● Requirements: Among the entries below, find how many lines carry the word "诚信经营" and state only that figure.

[Dataset entries]

--

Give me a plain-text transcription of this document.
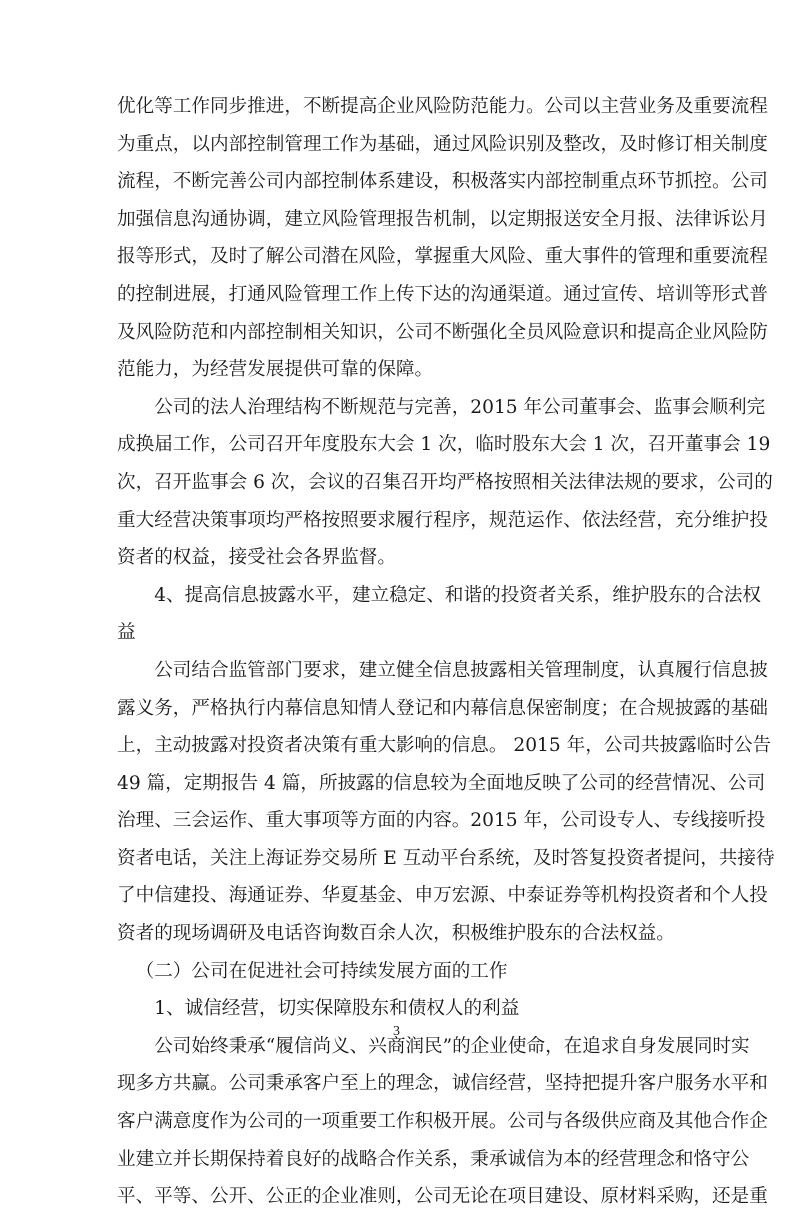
优化等工作同步推进，不断提高企业风险防范能力。公司以主营业务及重要流程
为重点，以内部控制管理工作为基础，通过风险识别及整改，及时修订相关制度
流程，不断完善公司内部控制体系建设，积极落实内部控制重点环节抓控。公司
加强信息沟通协调，建立风险管理报告机制，以定期报送安全月报、法律诉讼月
报等形式，及时了解公司潜在风险，掌握重大风险、重大事件的管理和重要流程
的控制进展，打通风险管理工作上传下达的沟通渠道。通过宣传、培训等形式普
及风险防范和内部控制相关知识，公司不断强化全员风险意识和提高企业风险防
范能力，为经营发展提供可靠的保障。

公司的法人治理结构不断规范与完善，2015 年公司董事会、监事会顺利完
成换届工作，公司召开年度股东大会 1 次，临时股东大会 1 次，召开董事会 19
次，召开监事会 6 次，会议的召集召开均严格按照相关法律法规的要求，公司的
重大经营决策事项均严格按照要求履行程序，规范运作、依法经营，充分维护投
资者的权益，接受社会各界监督。

4、提高信息披露水平，建立稳定、和谐的投资者关系，维护股东的合法权
益

公司结合监管部门要求，建立健全信息披露相关管理制度，认真履行信息披
露义务，严格执行内幕信息知情人登记和内幕信息保密制度；在合规披露的基础
上，主动披露对投资者决策有重大影响的信息。 2015 年，公司共披露临时公告
49 篇，定期报告 4 篇，所披露的信息较为全面地反映了公司的经营情况、公司
治理、三会运作、重大事项等方面的内容。2015 年，公司设专人、专线接听投
资者电话，关注上海证券交易所 E 互动平台系统，及时答复投资者提问，共接待
了中信建投、海通证券、华夏基金、申万宏源、中泰证券等机构投资者和个人投
资者的现场调研及电话咨询数百余人次，积极维护股东的合法权益。

（二）公司在促进社会可持续发展方面的工作

1、诚信经营，切实保障股东和债权人的利益

公司始终秉承“履信尚义、兴商润民”的企业使命，在追求自身发展同时实
现多方共赢。公司秉承客户至上的理念，诚信经营，坚持把提升客户服务水平和
客户满意度作为公司的一项重要工作积极开展。公司与各级供应商及其他合作企
业建立并长期保持着良好的战略合作关系，秉承诚信为本的经营理念和恪守公
平、平等、公开、公正的企业准则，公司无论在项目建设、原材料采购，还是重

3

--

● Exercise answer: 2